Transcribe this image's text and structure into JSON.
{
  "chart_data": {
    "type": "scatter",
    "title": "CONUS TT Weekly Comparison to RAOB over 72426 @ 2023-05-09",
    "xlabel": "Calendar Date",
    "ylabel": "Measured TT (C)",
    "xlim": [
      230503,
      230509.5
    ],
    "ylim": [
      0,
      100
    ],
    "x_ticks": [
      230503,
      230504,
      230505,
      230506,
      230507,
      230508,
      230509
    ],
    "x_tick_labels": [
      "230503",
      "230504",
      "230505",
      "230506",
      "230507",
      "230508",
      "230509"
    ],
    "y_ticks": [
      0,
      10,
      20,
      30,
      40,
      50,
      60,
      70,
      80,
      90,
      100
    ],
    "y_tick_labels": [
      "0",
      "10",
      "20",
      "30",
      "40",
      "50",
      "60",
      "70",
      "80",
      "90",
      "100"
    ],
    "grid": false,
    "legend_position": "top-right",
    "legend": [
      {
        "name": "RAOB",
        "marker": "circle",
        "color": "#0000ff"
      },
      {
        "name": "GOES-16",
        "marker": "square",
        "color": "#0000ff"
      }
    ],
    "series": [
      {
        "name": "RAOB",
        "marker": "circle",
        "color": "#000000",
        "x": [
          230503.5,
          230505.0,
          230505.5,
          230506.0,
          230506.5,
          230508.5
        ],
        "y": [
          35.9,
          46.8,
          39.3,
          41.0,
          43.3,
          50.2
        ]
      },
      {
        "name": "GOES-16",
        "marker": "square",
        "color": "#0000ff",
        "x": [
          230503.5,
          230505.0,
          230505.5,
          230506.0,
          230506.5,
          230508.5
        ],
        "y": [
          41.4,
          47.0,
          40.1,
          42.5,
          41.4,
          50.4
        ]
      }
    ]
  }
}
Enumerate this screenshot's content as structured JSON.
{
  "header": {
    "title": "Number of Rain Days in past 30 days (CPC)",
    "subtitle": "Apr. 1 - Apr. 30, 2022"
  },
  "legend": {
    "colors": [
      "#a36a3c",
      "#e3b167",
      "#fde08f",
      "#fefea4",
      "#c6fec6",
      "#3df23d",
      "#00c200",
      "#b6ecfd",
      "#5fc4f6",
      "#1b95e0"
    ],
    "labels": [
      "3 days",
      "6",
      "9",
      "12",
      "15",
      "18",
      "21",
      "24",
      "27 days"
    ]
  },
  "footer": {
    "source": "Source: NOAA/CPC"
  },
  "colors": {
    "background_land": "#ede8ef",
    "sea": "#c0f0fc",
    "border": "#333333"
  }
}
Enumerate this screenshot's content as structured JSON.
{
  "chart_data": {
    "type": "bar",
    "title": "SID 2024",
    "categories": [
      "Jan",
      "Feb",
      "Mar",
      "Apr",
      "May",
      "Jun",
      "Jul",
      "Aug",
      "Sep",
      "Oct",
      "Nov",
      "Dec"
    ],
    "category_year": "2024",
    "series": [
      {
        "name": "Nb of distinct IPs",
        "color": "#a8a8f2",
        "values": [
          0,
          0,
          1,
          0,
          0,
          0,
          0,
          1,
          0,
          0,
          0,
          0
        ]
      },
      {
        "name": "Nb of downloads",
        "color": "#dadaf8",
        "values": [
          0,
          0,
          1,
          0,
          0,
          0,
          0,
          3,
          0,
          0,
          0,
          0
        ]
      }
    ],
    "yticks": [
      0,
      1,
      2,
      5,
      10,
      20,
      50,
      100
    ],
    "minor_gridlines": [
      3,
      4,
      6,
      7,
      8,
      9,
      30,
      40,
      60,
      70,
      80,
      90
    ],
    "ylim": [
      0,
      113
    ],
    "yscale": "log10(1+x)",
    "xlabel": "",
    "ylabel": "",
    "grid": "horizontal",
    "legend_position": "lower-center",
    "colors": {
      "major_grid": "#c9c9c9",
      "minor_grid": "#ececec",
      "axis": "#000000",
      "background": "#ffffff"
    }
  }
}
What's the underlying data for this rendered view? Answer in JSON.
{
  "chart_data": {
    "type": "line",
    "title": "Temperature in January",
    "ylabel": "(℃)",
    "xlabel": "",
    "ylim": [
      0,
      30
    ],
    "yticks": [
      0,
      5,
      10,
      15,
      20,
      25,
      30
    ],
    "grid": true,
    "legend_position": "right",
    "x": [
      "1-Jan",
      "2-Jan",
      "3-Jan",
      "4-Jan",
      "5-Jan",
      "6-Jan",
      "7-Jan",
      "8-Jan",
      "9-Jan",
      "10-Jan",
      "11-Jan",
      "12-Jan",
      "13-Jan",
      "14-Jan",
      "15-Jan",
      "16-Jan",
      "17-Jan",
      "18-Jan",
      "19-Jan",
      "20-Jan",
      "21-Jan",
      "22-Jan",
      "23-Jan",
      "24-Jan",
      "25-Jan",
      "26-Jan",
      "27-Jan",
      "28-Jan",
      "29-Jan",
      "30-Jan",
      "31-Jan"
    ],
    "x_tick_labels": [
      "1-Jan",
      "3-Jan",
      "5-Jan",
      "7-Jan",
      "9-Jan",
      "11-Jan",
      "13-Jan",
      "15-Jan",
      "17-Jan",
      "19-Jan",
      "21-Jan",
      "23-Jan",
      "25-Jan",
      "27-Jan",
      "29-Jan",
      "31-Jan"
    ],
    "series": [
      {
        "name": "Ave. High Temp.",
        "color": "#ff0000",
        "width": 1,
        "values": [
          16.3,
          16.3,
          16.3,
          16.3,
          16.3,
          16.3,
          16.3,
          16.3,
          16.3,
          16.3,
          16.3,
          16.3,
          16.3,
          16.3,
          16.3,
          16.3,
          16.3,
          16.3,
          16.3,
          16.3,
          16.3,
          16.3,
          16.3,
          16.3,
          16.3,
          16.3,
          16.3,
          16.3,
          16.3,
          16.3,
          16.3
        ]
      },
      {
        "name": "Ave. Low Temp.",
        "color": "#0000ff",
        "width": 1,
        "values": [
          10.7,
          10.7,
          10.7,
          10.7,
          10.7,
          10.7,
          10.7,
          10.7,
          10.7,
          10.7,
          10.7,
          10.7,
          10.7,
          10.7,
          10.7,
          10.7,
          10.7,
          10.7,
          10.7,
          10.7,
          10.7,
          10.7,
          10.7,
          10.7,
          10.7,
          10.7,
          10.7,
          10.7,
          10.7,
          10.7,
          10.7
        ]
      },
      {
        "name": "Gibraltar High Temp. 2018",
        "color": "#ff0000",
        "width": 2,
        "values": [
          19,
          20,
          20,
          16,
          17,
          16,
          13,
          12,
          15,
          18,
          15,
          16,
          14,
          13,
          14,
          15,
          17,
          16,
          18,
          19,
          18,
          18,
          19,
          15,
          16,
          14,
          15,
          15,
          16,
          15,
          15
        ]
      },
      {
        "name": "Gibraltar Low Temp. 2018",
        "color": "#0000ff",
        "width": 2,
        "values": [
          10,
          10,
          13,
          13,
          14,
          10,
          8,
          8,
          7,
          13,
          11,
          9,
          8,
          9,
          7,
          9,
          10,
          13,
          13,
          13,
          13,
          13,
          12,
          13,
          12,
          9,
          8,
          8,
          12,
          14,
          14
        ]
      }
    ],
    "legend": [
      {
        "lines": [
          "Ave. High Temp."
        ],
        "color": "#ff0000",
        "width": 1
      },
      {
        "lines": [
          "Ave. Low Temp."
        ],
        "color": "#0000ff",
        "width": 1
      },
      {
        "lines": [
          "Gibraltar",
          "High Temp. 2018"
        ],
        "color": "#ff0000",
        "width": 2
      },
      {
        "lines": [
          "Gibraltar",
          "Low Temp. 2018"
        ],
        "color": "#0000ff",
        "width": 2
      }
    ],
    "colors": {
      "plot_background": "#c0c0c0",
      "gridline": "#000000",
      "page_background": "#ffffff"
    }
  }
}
-------------------------
PROMPT:
Copy each line of the data above without altering a single character.

CORRECT OUTPUT:
Transcribe this image's text and structure into JSON.
{
  "chart_data": {
    "type": "scatter",
    "title": "CONUS TT Weekly Comparison to RAOB over 72426 @ 2023-05-09",
    "xlabel": "Calendar Date",
    "ylabel": "Measured TT (C)",
    "xlim": [
      230503,
      230509.5
    ],
    "ylim": [
      0,
      100
    ],
    "x_ticks": [
      230503,
      230504,
      230505,
      230506,
      230507,
      230508,
      230509
    ],
    "x_tick_labels": [
      "230503",
      "230504",
      "230505",
      "230506",
      "230507",
      "230508",
      "230509"
    ],
    "y_ticks": [
      0,
      10,
      20,
      30,
      40,
      50,
      60,
      70,
      80,
      90,
      100
    ],
    "y_tick_labels": [
      "0",
      "10",
      "20",
      "30",
      "40",
      "50",
      "60",
      "70",
      "80",
      "90",
      "100"
    ],
    "grid": false,
    "legend_position": "top-right",
    "legend": [
      {
        "name": "RAOB",
        "marker": "circle",
        "color": "#0000ff"
      },
      {
        "name": "GOES-16",
        "marker": "square",
        "color": "#0000ff"
      }
    ],
    "series": [
      {
        "name": "RAOB",
        "marker": "circle",
        "color": "#000000",
        "x": [
          230503.5,
          230505.0,
          230505.5,
          230506.0,
          230506.5,
          230508.5
        ],
        "y": [
          35.9,
          46.8,
          39.3,
          41.0,
          43.3,
          50.2
        ]
      },
      {
        "name": "GOES-16",
        "marker": "square",
        "color": "#0000ff",
        "x": [
          230503.5,
          230505.0,
          230505.5,
          230506.0,
          230506.5,
          230508.5
        ],
        "y": [
          41.4,
          47.0,
          40.1,
          42.5,
          41.4,
          50.4
        ]
      }
    ]
  }
}
Enumerate this screenshot's content as structured JSON.
{
  "header": {
    "title": "Number of Rain Days in past 30 days (CPC)",
    "subtitle": "Apr. 1 - Apr. 30, 2022"
  },
  "legend": {
    "colors": [
      "#a36a3c",
      "#e3b167",
      "#fde08f",
      "#fefea4",
      "#c6fec6",
      "#3df23d",
      "#00c200",
      "#b6ecfd",
      "#5fc4f6",
      "#1b95e0"
    ],
    "labels": [
      "3 days",
      "6",
      "9",
      "12",
      "15",
      "18",
      "21",
      "24",
      "27 days"
    ]
  },
  "footer": {
    "source": "Source: NOAA/CPC"
  },
  "colors": {
    "background_land": "#ede8ef",
    "sea": "#c0f0fc",
    "border": "#333333"
  }
}
Enumerate this screenshot's content as structured JSON.
{
  "chart_data": {
    "type": "bar",
    "title": "SID 2024",
    "categories": [
      "Jan",
      "Feb",
      "Mar",
      "Apr",
      "May",
      "Jun",
      "Jul",
      "Aug",
      "Sep",
      "Oct",
      "Nov",
      "Dec"
    ],
    "category_year": "2024",
    "series": [
      {
        "name": "Nb of distinct IPs",
        "color": "#a8a8f2",
        "values": [
          0,
          0,
          1,
          0,
          0,
          0,
          0,
          1,
          0,
          0,
          0,
          0
        ]
      },
      {
        "name": "Nb of downloads",
        "color": "#dadaf8",
        "values": [
          0,
          0,
          1,
          0,
          0,
          0,
          0,
          3,
          0,
          0,
          0,
          0
        ]
      }
    ],
    "yticks": [
      0,
      1,
      2,
      5,
      10,
      20,
      50,
      100
    ],
    "minor_gridlines": [
      3,
      4,
      6,
      7,
      8,
      9,
      30,
      40,
      60,
      70,
      80,
      90
    ],
    "ylim": [
      0,
      113
    ],
    "yscale": "log10(1+x)",
    "xlabel": "",
    "ylabel": "",
    "grid": "horizontal",
    "legend_position": "lower-center",
    "colors": {
      "major_grid": "#c9c9c9",
      "minor_grid": "#ececec",
      "axis": "#000000",
      "background": "#ffffff"
    }
  }
}
What's the underlying data for this rendered view? Answer in JSON.
{
  "chart_data": {
    "type": "line",
    "title": "Temperature in January",
    "ylabel": "(℃)",
    "xlabel": "",
    "ylim": [
      0,
      30
    ],
    "yticks": [
      0,
      5,
      10,
      15,
      20,
      25,
      30
    ],
    "grid": true,
    "legend_position": "right",
    "x": [
      "1-Jan",
      "2-Jan",
      "3-Jan",
      "4-Jan",
      "5-Jan",
      "6-Jan",
      "7-Jan",
      "8-Jan",
      "9-Jan",
      "10-Jan",
      "11-Jan",
      "12-Jan",
      "13-Jan",
      "14-Jan",
      "15-Jan",
      "16-Jan",
      "17-Jan",
      "18-Jan",
      "19-Jan",
      "20-Jan",
      "21-Jan",
      "22-Jan",
      "23-Jan",
      "24-Jan",
      "25-Jan",
      "26-Jan",
      "27-Jan",
      "28-Jan",
      "29-Jan",
      "30-Jan",
      "31-Jan"
    ],
    "x_tick_labels": [
      "1-Jan",
      "3-Jan",
      "5-Jan",
      "7-Jan",
      "9-Jan",
      "11-Jan",
      "13-Jan",
      "15-Jan",
      "17-Jan",
      "19-Jan",
      "21-Jan",
      "23-Jan",
      "25-Jan",
      "27-Jan",
      "29-Jan",
      "31-Jan"
    ],
    "series": [
      {
        "name": "Ave. High Temp.",
        "color": "#ff0000",
        "width": 1,
        "values": [
          16.3,
          16.3,
          16.3,
          16.3,
          16.3,
          16.3,
          16.3,
          16.3,
          16.3,
          16.3,
          16.3,
          16.3,
          16.3,
          16.3,
          16.3,
          16.3,
          16.3,
          16.3,
          16.3,
          16.3,
          16.3,
          16.3,
          16.3,
          16.3,
          16.3,
          16.3,
          16.3,
          16.3,
          16.3,
          16.3,
          16.3
        ]
      },
      {
        "name": "Ave. Low Temp.",
        "color": "#0000ff",
        "width": 1,
        "values": [
          10.7,
          10.7,
          10.7,
          10.7,
          10.7,
          10.7,
          10.7,
          10.7,
          10.7,
          10.7,
          10.7,
          10.7,
          10.7,
          10.7,
          10.7,
          10.7,
          10.7,
          10.7,
          10.7,
          10.7,
          10.7,
          10.7,
          10.7,
          10.7,
          10.7,
          10.7,
          10.7,
          10.7,
          10.7,
          10.7,
          10.7
        ]
      },
      {
        "name": "Gibraltar High Temp. 2018",
        "color": "#ff0000",
        "width": 2,
        "values": [
          19,
          20,
          20,
          16,
          17,
          16,
          13,
          12,
          15,
          18,
          15,
          16,
          14,
          13,
          14,
          15,
          17,
          16,
          18,
          19,
          18,
          18,
          19,
          15,
          16,
          14,
          15,
          15,
          16,
          15,
          15
        ]
      },
      {
        "name": "Gibraltar Low Temp. 2018",
        "color": "#0000ff",
        "width": 2,
        "values": [
          10,
          10,
          13,
          13,
          14,
          10,
          8,
          8,
          7,
          13,
          11,
          9,
          8,
          9,
          7,
          9,
          10,
          13,
          13,
          13,
          13,
          13,
          12,
          13,
          12,
          9,
          8,
          8,
          12,
          14,
          14
        ]
      }
    ],
    "legend": [
      {
        "lines": [
          "Ave. High Temp."
        ],
        "color": "#ff0000",
        "width": 1
      },
      {
        "lines": [
          "Ave. Low Temp."
        ],
        "color": "#0000ff",
        "width": 1
      },
      {
        "lines": [
          "Gibraltar",
          "High Temp. 2018"
        ],
        "color": "#ff0000",
        "width": 2
      },
      {
        "lines": [
          "Gibraltar",
          "Low Temp. 2018"
        ],
        "color": "#0000ff",
        "width": 2
      }
    ],
    "colors": {
      "plot_background": "#c0c0c0",
      "gridline": "#000000",
      "page_background": "#ffffff"
    }
  }
}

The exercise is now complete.